→ INSTRUCTION
Gather each line containing the string "қаршилик" from these entries.

→ EXCERPTED RECORDS

## BEGIN

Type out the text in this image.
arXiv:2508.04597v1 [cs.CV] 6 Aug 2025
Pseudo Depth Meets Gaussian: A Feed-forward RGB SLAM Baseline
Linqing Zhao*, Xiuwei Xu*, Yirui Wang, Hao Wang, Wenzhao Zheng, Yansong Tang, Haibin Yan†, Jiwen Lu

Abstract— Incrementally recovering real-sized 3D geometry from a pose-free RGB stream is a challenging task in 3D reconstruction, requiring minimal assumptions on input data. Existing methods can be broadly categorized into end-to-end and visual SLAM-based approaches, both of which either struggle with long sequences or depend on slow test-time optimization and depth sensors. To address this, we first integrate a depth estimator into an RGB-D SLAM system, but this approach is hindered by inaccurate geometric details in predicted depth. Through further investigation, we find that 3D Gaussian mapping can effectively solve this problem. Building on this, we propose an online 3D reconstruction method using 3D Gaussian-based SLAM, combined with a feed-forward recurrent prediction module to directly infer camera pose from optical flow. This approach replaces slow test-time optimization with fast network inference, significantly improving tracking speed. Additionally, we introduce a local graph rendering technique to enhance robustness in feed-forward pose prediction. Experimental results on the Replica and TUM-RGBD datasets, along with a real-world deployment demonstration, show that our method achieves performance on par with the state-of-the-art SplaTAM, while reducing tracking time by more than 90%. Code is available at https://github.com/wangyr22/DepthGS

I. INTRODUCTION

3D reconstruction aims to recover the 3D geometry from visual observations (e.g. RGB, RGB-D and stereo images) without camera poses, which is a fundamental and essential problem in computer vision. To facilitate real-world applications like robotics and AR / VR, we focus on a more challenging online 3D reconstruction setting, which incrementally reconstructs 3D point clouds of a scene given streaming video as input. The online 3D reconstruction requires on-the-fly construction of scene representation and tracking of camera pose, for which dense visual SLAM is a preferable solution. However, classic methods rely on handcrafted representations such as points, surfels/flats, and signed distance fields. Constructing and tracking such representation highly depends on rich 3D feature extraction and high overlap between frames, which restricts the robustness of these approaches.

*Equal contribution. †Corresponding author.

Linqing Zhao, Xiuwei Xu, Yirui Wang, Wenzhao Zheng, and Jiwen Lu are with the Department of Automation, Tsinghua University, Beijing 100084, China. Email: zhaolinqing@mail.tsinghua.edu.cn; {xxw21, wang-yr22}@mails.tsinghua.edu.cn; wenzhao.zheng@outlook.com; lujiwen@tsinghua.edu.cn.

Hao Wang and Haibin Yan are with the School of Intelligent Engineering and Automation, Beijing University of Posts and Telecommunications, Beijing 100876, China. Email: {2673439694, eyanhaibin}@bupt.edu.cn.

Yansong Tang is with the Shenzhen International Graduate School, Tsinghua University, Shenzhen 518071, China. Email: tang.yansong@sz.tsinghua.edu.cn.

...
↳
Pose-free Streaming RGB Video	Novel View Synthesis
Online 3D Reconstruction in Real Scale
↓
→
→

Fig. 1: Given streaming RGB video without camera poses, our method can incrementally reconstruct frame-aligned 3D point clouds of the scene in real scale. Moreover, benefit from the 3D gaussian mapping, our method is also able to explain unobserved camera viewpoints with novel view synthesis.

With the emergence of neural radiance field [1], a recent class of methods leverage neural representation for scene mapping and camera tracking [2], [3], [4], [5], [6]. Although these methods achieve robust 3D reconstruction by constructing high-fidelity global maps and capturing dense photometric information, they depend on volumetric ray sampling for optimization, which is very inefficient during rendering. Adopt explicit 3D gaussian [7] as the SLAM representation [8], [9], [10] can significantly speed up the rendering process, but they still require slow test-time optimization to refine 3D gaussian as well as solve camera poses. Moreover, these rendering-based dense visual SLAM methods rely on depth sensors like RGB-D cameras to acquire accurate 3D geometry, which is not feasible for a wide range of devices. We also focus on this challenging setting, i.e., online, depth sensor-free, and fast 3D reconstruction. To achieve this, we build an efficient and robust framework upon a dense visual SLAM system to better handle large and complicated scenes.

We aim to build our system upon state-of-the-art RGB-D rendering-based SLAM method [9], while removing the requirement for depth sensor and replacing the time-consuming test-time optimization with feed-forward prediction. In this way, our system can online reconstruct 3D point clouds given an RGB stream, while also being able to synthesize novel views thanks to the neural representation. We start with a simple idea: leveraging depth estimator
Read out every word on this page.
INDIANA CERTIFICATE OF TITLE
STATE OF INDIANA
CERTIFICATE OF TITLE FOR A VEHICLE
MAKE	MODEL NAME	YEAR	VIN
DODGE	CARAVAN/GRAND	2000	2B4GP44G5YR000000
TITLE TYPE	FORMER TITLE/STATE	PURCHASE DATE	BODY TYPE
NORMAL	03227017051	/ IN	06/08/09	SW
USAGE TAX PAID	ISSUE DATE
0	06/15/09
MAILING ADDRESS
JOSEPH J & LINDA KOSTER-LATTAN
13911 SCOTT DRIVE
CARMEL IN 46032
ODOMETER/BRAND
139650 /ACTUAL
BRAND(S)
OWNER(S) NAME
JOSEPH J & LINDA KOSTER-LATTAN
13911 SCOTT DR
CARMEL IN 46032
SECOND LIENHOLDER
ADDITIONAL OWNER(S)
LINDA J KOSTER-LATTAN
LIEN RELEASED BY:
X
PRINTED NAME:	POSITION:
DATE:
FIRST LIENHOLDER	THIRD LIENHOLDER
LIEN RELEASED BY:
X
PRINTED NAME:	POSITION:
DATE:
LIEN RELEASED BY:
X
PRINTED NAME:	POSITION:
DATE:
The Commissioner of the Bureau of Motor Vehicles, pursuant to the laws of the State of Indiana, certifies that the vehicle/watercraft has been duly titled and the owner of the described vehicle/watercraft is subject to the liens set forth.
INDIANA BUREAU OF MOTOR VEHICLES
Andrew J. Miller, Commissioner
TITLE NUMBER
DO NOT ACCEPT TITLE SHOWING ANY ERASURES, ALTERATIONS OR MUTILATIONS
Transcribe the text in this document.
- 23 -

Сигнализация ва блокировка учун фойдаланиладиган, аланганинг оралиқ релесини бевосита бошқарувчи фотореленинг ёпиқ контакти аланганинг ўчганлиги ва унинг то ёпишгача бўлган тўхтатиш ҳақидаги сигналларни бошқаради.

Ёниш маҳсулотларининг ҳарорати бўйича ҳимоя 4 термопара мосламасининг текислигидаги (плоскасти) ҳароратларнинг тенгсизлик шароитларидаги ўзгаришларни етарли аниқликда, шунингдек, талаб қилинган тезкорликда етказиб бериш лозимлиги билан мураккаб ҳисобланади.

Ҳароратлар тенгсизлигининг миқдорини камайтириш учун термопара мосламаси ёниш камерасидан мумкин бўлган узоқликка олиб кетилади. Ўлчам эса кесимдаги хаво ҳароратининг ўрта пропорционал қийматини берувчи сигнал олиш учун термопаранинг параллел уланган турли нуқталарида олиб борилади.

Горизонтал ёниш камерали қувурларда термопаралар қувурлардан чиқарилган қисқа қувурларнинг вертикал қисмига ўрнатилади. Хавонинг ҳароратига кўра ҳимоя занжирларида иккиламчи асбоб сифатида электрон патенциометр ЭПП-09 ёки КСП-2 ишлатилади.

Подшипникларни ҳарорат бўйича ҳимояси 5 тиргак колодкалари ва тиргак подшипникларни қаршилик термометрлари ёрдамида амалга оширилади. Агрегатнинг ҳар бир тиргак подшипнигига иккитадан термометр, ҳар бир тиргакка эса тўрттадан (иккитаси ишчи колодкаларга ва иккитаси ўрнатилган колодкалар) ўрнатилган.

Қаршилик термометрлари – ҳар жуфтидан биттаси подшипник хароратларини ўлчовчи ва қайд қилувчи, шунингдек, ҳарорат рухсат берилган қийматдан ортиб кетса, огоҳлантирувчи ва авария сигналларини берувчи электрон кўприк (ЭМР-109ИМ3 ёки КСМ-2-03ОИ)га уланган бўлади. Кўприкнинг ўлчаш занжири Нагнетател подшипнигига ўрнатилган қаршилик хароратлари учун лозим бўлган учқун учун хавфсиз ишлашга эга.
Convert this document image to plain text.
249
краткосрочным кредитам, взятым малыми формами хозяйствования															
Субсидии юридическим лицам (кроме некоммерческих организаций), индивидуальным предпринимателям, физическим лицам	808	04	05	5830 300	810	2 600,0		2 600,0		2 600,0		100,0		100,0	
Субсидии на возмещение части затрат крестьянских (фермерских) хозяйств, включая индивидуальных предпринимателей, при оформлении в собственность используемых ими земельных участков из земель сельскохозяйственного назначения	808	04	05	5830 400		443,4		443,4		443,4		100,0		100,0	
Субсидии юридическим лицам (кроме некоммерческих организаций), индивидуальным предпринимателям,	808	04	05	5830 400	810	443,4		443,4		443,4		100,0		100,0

## END

→ SOLUTION TO THIS PROBLEM
Подшипникларни ҳарорат бўйича ҳимояси 5 тиргак колодкалари ва тиргак подшипникларни қаршилик термометрлари ёрдамида амалга оширилади. Агрегатнинг ҳар бир тиргак подшипнигига иккитадан термометр, ҳар бир тиргакка эса тўрттадан (иккитаси ишчи колодкаларга ва иккитаси ўрнатилган колодкалар) ўрнатилган.
Қаршилик термометрлари – ҳар жуфтидан биттаси подшипник хароратларини ўлчовчи ва қайд қилувчи, шунингдек, ҳарорат рухсат берилган қийматдан ортиб кетса, огоҳлантирувчи ва авария сигналларини берувчи электрон кўприк (ЭМР-109ИМ3 ёки КСМ-2-03ОИ)га уланган бўлади. Кўприкнинг ўлчаш занжири Нагнетател подшипнигига ўрнатилган қаршилик хароратлари учун лозим бўлган учқун учун хавфсиз ишлашга эга.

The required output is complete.